§ Problem description:
Search the records for lines that contain the word "fährt". Copy them all.

Data records:

◆ ◆ ◆ ◆

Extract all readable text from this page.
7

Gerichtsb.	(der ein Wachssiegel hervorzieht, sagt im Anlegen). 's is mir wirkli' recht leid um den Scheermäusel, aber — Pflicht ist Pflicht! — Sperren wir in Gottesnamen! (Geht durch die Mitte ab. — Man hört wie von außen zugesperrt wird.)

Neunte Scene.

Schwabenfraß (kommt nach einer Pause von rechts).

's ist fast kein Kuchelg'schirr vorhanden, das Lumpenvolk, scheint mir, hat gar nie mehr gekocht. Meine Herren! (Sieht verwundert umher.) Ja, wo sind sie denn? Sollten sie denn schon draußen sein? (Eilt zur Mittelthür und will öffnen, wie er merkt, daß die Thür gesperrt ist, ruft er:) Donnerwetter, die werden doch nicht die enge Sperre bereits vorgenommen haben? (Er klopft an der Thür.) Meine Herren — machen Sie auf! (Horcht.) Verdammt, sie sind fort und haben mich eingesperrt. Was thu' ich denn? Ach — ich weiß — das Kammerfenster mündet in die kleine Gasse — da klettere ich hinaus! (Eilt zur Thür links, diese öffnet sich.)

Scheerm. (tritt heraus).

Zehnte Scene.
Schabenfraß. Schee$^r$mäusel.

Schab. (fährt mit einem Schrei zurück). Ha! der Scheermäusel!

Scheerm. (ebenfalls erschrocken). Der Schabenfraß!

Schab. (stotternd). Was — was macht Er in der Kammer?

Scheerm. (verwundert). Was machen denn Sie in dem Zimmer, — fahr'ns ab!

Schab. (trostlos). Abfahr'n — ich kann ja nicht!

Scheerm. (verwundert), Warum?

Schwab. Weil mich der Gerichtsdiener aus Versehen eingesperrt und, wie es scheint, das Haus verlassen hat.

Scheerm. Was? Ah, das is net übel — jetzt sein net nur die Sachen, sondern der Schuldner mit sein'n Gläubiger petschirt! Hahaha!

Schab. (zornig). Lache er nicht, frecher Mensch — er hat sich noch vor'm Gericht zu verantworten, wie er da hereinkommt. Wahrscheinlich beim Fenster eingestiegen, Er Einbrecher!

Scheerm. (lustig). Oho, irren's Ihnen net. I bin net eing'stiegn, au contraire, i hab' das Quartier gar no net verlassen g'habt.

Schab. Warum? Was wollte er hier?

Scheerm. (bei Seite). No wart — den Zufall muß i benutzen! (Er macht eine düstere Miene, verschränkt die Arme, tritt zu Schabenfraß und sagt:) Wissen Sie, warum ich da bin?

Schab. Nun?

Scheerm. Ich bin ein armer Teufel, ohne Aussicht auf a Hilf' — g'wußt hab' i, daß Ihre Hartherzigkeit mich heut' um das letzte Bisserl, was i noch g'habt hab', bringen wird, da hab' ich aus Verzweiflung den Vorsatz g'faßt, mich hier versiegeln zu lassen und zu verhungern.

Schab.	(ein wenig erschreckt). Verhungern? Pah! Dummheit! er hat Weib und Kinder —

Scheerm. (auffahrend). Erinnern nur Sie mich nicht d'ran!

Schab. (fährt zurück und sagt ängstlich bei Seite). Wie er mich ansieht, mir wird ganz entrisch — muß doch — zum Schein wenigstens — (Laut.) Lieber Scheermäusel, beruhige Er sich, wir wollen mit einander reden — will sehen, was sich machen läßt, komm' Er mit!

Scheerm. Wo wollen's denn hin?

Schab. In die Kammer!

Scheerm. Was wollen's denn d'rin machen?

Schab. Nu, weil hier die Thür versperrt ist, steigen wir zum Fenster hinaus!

◆ ◆ ◆ ◆

§ Result of the task:
Schab. (fährt mit einem Schrei zurück). Ha! der Scheermäusel!
Schab. (fährt zurück und sagt ängstlich bei Seite). Wie er mich ansieht, mir wird ganz entrisch — muß doch — zum Schein wenigstens — (Laut.) Lieber Scheermäusel, beruhige Er sich, wir wollen mit einander reden — will sehen, was sich machen läßt, komm' Er mit!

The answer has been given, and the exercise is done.